● **Task brief**
Your task is to copy each line that has the word "image".

● **Collected data entries**
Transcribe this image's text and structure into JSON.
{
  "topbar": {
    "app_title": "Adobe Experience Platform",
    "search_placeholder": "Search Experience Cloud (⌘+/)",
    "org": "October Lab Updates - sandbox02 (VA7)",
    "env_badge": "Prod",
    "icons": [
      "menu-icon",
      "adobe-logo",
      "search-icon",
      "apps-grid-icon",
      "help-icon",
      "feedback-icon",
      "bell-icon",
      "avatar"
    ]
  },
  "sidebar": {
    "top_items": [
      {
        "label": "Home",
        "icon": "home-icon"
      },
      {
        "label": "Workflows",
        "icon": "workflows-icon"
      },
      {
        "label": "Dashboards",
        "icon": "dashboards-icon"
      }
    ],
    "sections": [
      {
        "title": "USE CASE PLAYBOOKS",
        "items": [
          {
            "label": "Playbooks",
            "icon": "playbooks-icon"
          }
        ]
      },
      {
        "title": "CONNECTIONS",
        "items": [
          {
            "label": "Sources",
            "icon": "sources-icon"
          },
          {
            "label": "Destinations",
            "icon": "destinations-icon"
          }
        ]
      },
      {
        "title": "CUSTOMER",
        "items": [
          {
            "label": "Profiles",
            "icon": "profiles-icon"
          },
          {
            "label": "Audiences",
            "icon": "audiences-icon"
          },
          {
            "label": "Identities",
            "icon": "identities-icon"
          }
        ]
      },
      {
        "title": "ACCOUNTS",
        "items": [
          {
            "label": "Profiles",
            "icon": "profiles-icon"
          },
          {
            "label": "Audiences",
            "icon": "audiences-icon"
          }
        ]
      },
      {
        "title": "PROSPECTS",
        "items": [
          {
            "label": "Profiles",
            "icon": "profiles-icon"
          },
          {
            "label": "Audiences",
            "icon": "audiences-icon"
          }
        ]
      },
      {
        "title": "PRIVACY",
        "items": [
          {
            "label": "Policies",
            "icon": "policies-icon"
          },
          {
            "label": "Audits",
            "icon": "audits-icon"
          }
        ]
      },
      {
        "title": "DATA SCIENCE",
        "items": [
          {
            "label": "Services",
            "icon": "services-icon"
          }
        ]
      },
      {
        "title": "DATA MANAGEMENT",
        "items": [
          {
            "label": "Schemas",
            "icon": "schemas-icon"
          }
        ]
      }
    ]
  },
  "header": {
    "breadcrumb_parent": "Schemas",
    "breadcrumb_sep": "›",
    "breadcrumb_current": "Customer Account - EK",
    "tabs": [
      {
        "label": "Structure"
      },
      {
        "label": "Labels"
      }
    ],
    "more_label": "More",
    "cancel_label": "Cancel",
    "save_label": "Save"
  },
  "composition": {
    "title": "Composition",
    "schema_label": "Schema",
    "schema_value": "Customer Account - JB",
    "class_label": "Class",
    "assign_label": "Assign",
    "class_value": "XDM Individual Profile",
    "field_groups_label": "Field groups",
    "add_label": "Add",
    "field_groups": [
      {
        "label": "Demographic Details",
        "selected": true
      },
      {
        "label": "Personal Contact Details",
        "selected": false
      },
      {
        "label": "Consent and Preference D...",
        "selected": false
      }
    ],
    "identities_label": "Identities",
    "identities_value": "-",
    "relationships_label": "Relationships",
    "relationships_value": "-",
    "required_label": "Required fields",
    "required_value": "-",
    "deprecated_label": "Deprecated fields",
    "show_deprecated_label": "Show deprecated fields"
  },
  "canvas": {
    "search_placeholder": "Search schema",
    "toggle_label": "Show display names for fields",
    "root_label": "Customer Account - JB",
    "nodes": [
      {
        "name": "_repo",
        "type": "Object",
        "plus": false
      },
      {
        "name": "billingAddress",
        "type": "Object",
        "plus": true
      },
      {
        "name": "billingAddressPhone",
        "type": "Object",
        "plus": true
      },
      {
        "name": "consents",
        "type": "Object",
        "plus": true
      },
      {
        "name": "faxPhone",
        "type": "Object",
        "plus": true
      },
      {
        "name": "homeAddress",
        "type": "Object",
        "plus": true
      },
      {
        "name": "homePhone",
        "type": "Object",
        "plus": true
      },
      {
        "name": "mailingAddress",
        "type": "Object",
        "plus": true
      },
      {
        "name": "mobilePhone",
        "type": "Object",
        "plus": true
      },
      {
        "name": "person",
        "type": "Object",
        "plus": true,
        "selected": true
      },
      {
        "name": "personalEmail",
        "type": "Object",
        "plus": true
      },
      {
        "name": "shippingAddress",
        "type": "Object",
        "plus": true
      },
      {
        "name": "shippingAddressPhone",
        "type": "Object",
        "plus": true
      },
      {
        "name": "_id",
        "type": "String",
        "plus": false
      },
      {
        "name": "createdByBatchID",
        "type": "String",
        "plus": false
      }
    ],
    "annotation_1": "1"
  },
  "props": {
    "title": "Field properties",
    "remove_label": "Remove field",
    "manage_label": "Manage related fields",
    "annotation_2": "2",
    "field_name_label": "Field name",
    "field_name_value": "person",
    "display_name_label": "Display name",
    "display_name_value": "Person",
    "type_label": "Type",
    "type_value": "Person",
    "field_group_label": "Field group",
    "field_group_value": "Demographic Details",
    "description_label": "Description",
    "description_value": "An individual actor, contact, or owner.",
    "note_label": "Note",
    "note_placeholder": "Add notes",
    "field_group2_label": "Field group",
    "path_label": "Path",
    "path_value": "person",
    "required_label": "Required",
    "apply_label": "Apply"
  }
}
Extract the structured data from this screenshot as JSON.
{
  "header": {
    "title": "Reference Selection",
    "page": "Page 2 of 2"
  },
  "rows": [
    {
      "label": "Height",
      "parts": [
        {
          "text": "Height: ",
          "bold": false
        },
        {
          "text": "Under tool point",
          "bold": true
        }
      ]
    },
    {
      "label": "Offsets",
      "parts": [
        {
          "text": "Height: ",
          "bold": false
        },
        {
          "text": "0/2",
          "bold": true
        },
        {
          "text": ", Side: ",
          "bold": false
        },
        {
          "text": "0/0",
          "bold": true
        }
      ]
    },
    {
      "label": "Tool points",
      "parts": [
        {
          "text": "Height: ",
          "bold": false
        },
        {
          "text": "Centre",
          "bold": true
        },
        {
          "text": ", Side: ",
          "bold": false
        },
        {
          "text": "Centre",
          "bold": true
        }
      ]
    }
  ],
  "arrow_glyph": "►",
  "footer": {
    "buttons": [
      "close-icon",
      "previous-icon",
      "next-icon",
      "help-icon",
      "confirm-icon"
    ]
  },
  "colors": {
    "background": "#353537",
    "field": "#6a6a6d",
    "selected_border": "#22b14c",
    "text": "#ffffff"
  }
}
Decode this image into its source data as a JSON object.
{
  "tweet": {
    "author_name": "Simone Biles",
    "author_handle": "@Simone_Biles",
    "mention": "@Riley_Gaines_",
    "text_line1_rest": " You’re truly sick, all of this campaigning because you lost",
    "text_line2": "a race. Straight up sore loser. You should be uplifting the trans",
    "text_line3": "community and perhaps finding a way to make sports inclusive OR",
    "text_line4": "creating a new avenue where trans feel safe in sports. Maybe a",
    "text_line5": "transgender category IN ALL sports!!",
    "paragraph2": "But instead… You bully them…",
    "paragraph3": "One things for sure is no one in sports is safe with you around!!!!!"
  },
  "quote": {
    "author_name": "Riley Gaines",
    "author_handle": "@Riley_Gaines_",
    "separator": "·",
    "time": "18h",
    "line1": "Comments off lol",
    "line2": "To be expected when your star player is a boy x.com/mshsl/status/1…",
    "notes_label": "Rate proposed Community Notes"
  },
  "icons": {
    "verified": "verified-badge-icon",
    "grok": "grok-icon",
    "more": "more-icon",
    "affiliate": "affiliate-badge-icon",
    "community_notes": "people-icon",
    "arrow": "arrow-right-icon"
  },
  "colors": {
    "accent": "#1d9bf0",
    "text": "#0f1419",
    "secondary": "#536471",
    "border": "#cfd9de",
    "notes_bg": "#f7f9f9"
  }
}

● **Answer for the task**
Transcribe this image's text and structure into JSON.
Decode this image into its source data as a JSON object.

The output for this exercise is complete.